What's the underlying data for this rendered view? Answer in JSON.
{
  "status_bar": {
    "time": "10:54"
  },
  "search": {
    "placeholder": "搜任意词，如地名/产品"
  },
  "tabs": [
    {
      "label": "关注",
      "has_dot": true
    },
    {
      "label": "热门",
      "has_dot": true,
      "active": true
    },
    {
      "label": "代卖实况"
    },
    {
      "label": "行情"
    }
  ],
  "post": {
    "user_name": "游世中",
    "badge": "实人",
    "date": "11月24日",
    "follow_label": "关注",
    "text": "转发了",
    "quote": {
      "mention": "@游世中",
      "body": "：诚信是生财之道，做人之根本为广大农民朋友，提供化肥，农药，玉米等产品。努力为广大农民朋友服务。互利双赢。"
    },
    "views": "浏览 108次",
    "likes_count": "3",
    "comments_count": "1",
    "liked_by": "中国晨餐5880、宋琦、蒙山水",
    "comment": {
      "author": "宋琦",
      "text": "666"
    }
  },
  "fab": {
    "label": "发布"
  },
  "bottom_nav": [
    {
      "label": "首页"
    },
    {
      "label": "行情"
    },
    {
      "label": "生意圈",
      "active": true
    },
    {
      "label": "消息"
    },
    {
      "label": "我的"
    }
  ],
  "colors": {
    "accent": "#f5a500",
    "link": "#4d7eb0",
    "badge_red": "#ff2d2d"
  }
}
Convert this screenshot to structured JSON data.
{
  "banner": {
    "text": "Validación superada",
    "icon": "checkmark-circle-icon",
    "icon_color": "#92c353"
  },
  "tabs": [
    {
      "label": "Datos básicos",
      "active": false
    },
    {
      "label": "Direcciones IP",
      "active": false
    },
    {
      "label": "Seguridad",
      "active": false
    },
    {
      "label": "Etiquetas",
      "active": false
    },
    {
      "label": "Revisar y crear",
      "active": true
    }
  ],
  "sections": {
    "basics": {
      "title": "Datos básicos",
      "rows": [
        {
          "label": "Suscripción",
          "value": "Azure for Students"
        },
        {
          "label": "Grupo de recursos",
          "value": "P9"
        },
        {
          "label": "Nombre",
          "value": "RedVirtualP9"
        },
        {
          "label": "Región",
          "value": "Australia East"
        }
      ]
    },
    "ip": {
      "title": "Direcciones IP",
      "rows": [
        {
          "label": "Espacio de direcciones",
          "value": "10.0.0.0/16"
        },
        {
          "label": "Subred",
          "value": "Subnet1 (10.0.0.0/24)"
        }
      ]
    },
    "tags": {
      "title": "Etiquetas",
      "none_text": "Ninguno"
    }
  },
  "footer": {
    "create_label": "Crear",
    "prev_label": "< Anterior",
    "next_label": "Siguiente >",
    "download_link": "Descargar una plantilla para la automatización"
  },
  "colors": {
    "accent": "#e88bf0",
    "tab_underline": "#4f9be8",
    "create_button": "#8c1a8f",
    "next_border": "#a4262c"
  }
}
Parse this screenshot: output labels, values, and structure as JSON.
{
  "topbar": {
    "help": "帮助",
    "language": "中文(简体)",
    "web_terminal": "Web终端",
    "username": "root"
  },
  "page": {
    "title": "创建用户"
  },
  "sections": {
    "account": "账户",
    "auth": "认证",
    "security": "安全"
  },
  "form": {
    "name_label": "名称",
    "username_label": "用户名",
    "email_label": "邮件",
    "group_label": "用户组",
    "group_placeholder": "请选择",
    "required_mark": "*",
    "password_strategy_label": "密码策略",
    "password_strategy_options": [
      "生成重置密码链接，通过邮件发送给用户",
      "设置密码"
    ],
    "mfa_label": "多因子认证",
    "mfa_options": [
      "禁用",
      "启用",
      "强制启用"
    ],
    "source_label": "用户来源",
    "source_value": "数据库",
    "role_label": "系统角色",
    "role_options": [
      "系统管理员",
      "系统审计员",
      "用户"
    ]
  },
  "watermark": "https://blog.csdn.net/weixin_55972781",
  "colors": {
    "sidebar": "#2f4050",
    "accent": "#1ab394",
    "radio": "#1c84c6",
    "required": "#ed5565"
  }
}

---

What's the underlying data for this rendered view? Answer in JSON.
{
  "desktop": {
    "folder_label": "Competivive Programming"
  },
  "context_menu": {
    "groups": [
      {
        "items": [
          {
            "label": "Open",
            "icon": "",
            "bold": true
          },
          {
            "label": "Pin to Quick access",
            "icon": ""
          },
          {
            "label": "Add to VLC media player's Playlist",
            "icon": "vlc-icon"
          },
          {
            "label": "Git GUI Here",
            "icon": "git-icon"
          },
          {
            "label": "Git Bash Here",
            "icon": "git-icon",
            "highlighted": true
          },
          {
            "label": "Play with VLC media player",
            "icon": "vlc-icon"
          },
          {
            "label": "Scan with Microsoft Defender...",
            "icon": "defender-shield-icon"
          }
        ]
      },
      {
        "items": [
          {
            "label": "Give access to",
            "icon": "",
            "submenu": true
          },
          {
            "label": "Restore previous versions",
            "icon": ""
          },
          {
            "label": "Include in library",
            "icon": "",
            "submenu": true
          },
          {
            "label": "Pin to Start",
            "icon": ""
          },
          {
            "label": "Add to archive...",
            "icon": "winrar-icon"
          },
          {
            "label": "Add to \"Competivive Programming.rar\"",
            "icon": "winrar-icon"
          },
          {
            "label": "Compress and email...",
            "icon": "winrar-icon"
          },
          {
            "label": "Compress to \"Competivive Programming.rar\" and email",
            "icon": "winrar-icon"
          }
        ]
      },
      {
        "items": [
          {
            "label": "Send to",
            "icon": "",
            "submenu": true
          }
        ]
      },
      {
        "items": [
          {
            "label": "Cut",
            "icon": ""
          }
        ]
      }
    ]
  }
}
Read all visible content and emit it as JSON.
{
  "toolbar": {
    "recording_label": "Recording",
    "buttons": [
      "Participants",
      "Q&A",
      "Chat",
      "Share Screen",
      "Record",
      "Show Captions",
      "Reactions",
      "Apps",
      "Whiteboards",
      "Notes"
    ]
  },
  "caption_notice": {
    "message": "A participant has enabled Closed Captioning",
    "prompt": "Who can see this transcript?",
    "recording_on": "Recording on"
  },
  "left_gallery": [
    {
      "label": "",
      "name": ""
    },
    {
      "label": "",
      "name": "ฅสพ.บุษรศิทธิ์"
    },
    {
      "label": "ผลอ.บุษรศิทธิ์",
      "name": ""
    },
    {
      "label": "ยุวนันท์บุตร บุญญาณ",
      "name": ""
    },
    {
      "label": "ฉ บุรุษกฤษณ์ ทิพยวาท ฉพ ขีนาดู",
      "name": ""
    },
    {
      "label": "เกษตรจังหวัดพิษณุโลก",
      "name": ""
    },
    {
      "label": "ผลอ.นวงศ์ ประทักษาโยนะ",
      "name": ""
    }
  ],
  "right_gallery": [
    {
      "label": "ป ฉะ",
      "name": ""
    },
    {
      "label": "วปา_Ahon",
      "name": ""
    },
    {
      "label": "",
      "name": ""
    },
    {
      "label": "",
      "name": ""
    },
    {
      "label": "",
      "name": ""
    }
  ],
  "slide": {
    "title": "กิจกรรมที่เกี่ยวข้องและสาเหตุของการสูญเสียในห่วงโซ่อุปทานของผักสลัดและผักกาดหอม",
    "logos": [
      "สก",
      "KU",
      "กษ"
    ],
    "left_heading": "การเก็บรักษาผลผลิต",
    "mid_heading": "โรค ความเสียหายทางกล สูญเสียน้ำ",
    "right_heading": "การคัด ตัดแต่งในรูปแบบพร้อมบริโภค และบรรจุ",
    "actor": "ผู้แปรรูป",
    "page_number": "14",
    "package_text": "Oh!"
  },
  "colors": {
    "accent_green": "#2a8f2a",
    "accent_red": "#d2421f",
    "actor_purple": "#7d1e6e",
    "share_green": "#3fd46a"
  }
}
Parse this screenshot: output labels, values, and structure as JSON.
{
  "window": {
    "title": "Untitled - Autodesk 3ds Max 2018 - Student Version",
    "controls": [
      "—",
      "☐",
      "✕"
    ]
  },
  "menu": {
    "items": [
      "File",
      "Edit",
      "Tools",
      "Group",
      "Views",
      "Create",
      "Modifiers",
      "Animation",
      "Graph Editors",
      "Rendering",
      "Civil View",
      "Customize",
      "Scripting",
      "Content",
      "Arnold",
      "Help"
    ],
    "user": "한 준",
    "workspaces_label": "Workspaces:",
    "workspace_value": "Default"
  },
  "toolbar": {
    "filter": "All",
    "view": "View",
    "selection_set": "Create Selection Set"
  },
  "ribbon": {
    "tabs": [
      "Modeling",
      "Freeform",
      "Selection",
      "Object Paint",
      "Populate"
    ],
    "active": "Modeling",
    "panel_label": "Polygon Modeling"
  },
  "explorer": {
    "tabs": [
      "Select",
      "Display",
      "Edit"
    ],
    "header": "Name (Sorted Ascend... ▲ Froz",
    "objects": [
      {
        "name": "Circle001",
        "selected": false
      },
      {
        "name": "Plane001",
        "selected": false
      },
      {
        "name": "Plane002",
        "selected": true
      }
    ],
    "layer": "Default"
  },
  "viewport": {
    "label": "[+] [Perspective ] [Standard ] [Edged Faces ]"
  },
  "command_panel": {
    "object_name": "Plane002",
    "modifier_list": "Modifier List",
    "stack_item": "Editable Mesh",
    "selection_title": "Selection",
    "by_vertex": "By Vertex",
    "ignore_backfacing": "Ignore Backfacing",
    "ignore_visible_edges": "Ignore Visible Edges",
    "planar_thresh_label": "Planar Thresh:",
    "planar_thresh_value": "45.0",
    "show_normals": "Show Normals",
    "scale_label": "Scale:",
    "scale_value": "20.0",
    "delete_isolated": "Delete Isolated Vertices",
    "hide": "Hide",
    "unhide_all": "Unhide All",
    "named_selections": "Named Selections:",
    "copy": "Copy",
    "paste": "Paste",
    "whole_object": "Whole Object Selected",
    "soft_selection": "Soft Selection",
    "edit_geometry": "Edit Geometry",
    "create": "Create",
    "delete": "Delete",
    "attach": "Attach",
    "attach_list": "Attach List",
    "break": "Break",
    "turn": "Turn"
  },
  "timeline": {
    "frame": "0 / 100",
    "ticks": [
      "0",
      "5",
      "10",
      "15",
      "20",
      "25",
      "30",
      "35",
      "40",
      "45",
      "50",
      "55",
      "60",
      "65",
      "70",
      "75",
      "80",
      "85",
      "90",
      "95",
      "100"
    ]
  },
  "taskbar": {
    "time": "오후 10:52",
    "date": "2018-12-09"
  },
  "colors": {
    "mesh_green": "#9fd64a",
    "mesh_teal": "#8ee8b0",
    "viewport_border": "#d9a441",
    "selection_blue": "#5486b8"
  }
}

---

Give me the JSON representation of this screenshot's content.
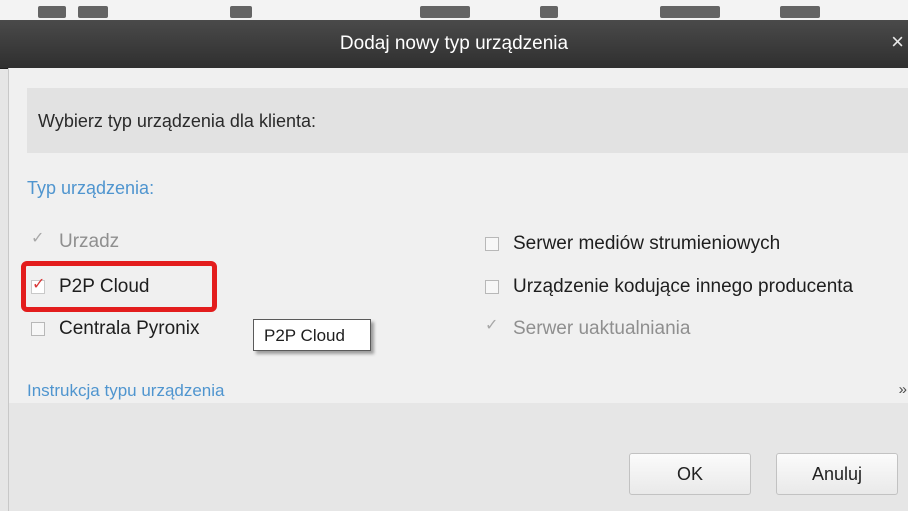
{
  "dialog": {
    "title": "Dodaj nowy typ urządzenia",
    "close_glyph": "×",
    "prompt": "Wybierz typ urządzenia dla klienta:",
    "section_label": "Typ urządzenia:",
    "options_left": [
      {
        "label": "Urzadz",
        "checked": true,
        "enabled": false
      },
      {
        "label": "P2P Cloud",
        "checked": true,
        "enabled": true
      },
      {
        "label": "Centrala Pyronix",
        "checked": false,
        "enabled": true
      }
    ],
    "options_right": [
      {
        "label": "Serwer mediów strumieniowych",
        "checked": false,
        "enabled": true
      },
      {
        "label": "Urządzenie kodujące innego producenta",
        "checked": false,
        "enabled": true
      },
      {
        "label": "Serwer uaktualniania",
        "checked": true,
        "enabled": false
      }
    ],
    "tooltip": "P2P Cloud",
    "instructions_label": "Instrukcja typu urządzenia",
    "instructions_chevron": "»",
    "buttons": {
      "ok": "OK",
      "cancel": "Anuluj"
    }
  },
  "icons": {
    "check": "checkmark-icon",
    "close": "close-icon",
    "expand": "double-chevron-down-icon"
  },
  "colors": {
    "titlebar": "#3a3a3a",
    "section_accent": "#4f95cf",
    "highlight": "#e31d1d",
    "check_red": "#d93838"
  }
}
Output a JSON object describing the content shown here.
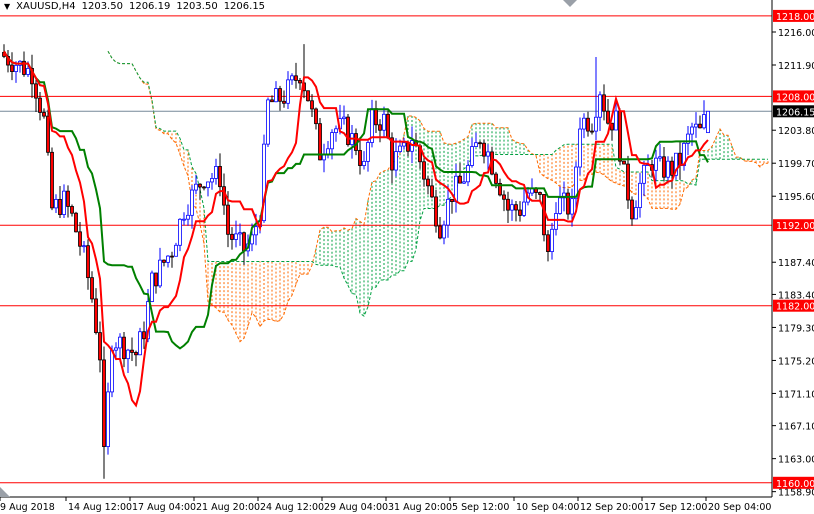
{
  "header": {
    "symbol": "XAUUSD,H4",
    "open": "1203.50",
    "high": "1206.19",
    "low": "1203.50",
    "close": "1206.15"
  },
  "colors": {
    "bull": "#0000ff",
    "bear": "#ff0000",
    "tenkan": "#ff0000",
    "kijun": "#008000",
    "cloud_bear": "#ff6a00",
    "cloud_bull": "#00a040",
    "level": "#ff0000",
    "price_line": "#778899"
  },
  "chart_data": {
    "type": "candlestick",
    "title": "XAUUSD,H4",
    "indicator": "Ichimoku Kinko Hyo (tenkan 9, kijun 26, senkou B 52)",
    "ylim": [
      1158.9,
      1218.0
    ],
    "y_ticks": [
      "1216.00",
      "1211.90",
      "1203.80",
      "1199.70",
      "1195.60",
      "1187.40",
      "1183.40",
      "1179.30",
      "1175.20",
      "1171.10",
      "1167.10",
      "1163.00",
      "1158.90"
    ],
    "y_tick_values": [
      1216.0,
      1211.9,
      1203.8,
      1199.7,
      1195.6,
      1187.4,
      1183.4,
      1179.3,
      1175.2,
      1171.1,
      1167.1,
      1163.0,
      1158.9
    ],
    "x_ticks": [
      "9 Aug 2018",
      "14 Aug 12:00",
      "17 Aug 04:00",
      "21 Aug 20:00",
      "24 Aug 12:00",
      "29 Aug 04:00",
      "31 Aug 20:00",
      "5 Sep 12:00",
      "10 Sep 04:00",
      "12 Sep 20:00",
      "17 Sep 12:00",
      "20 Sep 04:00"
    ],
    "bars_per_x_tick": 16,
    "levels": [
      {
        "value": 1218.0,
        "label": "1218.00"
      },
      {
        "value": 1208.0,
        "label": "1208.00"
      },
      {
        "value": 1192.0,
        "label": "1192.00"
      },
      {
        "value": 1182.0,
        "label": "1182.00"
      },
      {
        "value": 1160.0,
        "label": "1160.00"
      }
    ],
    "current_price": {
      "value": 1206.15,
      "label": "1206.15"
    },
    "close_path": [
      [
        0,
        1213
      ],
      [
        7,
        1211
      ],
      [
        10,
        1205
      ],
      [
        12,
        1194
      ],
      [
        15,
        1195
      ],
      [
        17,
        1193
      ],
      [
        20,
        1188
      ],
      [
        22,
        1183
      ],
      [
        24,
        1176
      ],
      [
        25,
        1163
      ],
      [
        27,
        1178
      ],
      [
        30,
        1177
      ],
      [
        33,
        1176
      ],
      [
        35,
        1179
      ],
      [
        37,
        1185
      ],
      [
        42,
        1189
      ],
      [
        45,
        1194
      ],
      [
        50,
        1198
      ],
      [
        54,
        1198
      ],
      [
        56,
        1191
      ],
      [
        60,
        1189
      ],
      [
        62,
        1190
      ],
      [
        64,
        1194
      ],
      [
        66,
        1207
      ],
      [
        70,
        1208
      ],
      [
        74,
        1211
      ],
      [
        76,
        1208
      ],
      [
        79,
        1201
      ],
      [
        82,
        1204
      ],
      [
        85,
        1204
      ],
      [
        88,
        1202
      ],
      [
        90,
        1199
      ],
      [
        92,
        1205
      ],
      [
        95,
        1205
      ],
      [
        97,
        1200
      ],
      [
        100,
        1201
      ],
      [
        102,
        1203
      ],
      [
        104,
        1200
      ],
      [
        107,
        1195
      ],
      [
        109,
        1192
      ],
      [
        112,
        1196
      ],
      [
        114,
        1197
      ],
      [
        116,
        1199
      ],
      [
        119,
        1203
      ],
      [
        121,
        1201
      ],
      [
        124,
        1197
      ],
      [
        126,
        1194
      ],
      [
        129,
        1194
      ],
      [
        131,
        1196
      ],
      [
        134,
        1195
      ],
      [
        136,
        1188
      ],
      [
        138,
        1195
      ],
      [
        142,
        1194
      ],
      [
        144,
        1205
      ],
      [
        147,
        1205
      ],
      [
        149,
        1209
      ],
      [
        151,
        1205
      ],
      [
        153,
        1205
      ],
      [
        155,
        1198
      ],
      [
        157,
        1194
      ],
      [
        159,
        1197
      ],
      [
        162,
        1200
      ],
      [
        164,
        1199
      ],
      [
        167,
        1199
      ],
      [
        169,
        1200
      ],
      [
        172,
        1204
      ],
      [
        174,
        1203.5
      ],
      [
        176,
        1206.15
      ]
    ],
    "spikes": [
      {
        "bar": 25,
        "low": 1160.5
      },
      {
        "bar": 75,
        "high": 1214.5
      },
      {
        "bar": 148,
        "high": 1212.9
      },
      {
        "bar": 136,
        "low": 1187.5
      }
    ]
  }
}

• _Written problem_
List all lines from the entries that include the word "Competivive".

• _Exercise answer_
    "folder_label": "Competivive Programming"
            "label": "Add to \"Competivive Programming.rar\"",
            "label": "Compress to \"Competivive Programming.rar\" and email",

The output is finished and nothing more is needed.